Collection entries
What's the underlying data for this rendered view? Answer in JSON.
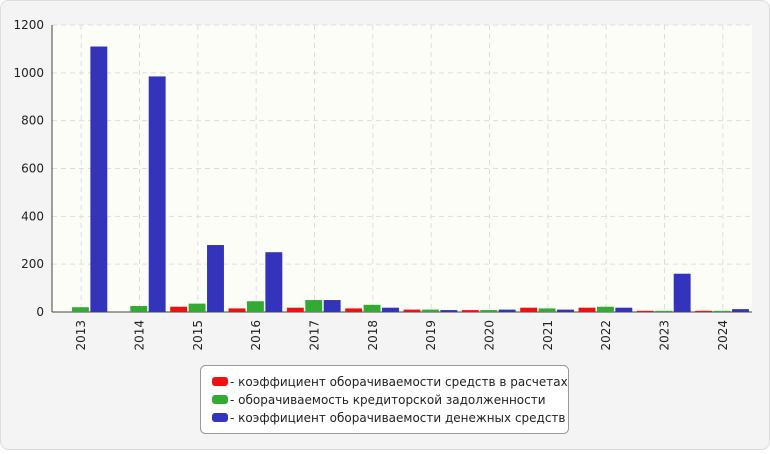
{
  "chart_data": {
    "type": "bar",
    "categories": [
      "2013",
      "2014",
      "2015",
      "2016",
      "2017",
      "2018",
      "2019",
      "2020",
      "2021",
      "2022",
      "2023",
      "2024"
    ],
    "series": [
      {
        "name": "- коэффициент оборачиваемости средств в расчетах",
        "color": "#ee1111",
        "values": [
          0,
          0,
          22,
          15,
          18,
          15,
          10,
          8,
          18,
          18,
          5,
          5
        ]
      },
      {
        "name": "- оборачиваемость кредиторской задолженности",
        "color": "#33aa33",
        "values": [
          20,
          25,
          35,
          45,
          50,
          30,
          10,
          8,
          15,
          22,
          5,
          5
        ]
      },
      {
        "name": "- коэффициент оборачиваемости денежных средств",
        "color": "#3333bb",
        "values": [
          1110,
          985,
          280,
          250,
          50,
          18,
          8,
          10,
          10,
          18,
          160,
          12
        ]
      }
    ],
    "ylim": [
      0,
      1200
    ],
    "yticks": [
      0,
      200,
      400,
      600,
      800,
      1000,
      1200
    ],
    "grid": true
  }
}
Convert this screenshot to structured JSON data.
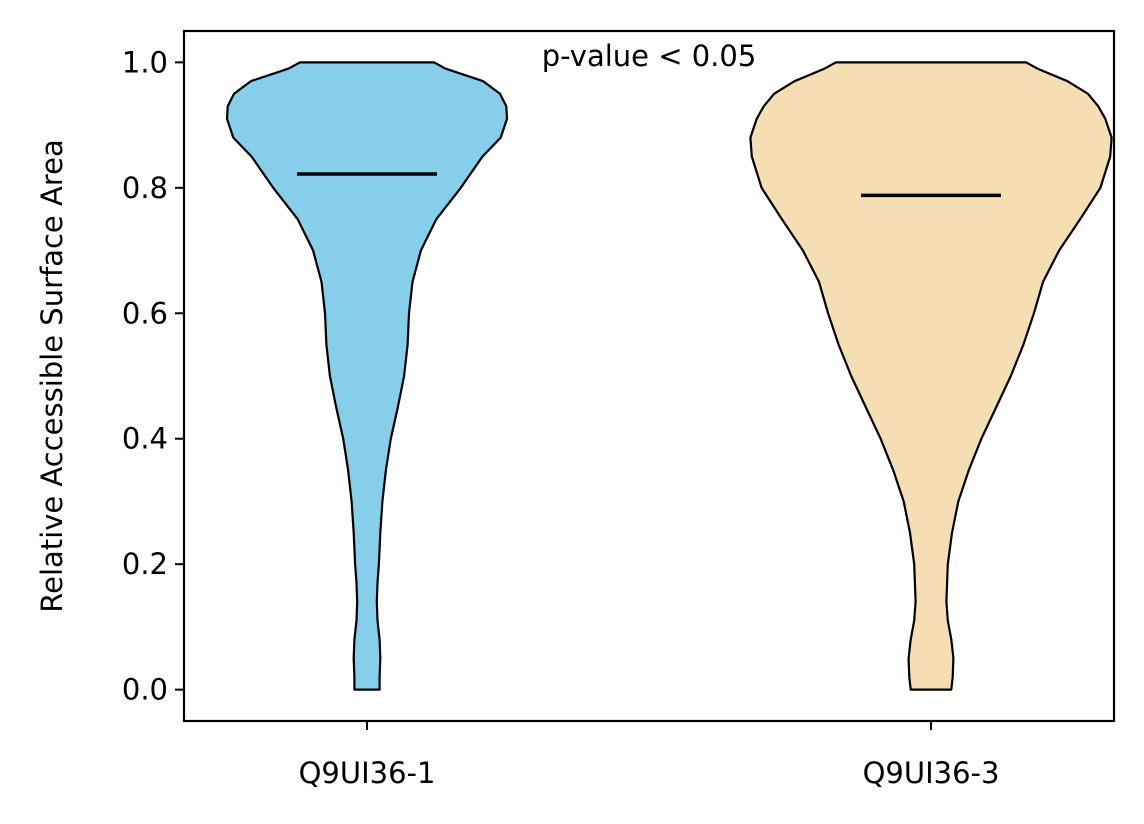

→ **Problem**: Reproduce every record above exactly, but leave out the pictures.

→ **Task solution**:
What's the underlying data for this rendered view? Answer in JSON.
{
  "chart_data": {
    "type": "bar",
    "categories": [
      "2013",
      "2014",
      "2015",
      "2016",
      "2017",
      "2018",
      "2019",
      "2020",
      "2021",
      "2022",
      "2023",
      "2024"
    ],
    "series": [
      {
        "name": "- коэффициент оборачиваемости средств в расчетах",
        "color": "#ee1111",
        "values": [
          0,
          0,
          22,
          15,
          18,
          15,
          10,
          8,
          18,
          18,
          5,
          5
        ]
      },
      {
        "name": "- оборачиваемость кредиторской задолженности",
        "color": "#33aa33",
        "values": [
          20,
          25,
          35,
          45,
          50,
          30,
          10,
          8,
          15,
          22,
          5,
          5
        ]
      },
      {
        "name": "- коэффициент оборачиваемости денежных средств",
        "color": "#3333bb",
        "values": [
          1110,
          985,
          280,
          250,
          50,
          18,
          8,
          10,
          10,
          18,
          160,
          12
        ]
      }
    ],
    "ylim": [
      0,
      1200
    ],
    "yticks": [
      0,
      200,
      400,
      600,
      800,
      1000,
      1200
    ],
    "grid": true
  }
}
Convert this screenshot to structured JSON data.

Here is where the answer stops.